• _JOB_
From the entries below, please gather each line containing the string "contextualização".

• _INPUT DATA_
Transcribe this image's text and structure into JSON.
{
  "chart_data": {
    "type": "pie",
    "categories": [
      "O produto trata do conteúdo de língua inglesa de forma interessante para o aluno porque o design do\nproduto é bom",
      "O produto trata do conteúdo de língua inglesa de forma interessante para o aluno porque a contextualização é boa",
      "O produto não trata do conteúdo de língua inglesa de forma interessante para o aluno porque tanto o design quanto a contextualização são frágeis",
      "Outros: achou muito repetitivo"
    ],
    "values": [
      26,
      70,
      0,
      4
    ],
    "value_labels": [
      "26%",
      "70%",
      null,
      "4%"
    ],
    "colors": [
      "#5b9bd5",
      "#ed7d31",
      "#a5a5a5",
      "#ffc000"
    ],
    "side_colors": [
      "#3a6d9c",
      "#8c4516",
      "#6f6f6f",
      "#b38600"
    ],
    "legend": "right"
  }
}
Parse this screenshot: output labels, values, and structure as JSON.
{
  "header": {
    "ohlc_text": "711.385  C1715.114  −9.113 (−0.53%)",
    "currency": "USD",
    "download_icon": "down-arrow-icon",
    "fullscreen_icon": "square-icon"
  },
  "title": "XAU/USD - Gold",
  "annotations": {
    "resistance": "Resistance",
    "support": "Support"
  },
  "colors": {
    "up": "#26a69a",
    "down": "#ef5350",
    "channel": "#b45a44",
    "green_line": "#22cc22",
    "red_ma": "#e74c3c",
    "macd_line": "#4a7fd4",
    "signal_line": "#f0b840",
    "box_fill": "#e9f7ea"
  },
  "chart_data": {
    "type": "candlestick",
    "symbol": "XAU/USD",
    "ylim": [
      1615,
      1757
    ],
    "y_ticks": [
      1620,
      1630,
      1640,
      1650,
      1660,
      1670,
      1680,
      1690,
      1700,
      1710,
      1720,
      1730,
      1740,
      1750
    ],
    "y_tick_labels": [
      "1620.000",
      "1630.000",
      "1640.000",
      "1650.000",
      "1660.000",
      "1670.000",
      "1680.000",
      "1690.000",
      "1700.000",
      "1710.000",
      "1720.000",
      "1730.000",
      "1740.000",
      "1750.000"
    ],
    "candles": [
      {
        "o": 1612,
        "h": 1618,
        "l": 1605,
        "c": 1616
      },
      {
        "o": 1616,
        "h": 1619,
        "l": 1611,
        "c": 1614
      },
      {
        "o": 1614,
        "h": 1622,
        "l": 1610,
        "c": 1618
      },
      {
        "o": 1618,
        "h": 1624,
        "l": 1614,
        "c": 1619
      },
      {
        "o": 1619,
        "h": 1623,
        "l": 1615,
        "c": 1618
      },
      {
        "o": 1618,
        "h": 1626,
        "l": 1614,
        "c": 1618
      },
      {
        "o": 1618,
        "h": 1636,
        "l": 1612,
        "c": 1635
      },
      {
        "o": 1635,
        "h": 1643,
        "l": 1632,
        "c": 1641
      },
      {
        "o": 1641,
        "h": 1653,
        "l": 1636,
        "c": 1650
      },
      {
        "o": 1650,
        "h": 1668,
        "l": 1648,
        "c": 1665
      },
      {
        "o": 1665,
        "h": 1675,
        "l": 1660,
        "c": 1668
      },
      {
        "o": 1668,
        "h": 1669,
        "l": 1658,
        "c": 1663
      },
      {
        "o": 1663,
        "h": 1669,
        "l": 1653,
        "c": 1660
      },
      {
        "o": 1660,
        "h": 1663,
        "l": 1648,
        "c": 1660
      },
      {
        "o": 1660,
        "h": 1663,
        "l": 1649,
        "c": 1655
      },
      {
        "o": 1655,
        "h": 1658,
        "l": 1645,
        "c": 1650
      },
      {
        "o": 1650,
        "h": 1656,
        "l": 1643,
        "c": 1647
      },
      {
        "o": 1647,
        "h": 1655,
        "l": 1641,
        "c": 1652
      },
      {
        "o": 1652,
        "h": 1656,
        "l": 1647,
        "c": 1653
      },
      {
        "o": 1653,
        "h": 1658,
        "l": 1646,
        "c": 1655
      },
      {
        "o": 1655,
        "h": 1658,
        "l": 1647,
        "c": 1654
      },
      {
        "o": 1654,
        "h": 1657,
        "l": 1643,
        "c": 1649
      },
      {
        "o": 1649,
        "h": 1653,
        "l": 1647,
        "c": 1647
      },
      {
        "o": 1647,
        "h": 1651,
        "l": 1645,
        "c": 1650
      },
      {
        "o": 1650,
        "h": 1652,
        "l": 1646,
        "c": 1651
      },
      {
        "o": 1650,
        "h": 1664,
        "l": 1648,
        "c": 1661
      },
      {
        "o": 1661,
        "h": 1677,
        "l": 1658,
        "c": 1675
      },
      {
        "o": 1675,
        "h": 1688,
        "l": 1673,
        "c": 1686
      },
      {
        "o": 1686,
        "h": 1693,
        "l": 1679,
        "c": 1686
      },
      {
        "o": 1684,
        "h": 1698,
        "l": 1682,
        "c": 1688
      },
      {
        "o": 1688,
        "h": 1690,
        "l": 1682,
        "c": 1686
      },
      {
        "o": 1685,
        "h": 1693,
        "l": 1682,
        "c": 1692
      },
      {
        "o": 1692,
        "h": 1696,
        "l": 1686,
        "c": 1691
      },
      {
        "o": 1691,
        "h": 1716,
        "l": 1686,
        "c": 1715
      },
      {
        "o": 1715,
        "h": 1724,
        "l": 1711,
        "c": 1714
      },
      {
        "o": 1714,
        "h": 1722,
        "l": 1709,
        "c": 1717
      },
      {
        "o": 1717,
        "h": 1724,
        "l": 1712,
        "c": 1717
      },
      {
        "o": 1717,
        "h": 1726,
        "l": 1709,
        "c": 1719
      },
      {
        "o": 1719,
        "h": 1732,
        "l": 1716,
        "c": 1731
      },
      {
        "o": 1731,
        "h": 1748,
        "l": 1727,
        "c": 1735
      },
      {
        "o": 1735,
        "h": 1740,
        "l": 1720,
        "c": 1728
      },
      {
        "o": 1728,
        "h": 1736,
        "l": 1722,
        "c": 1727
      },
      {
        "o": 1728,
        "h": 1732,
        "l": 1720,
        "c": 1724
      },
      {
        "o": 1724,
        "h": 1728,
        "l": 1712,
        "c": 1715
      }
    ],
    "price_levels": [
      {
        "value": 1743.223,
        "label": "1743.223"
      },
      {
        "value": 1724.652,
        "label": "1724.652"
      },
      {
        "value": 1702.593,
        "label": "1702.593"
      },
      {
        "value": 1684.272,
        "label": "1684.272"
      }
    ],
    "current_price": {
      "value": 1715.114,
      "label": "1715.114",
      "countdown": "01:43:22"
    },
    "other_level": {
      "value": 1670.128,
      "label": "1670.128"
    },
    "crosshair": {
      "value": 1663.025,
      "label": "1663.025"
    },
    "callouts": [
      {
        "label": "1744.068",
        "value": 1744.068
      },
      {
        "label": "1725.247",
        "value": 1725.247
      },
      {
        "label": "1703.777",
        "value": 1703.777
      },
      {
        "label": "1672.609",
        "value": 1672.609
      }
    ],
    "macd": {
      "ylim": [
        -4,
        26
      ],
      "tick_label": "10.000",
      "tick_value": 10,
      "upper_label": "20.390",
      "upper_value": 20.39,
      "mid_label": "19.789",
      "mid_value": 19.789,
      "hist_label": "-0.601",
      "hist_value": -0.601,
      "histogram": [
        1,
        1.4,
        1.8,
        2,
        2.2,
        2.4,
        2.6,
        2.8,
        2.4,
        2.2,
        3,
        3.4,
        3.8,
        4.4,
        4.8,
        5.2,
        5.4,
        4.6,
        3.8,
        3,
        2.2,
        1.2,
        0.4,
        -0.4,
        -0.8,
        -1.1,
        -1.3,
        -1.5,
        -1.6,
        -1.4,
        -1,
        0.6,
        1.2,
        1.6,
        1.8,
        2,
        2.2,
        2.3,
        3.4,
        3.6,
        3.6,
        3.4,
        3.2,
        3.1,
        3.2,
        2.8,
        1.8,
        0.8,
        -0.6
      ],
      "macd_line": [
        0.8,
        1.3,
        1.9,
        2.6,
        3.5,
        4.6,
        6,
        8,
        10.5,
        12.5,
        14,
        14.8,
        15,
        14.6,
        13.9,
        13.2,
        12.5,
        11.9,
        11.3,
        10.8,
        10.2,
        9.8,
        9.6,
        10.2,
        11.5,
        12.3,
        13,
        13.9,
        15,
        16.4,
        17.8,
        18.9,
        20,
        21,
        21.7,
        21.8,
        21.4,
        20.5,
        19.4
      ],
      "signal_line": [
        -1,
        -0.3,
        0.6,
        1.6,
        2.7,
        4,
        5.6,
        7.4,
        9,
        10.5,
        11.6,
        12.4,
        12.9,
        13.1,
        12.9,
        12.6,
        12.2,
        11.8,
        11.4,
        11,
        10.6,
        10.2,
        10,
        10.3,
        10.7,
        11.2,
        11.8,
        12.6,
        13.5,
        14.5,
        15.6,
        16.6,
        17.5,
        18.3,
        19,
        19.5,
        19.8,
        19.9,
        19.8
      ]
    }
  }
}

• _EXPECTED ANSWER_
      "O produto trata do conteúdo de língua inglesa de forma interessante para o aluno porque a contextualização é boa",
      "O produto não trata do conteúdo de língua inglesa de forma interessante para o aluno porque tanto o design quanto a contextualização são frágeis",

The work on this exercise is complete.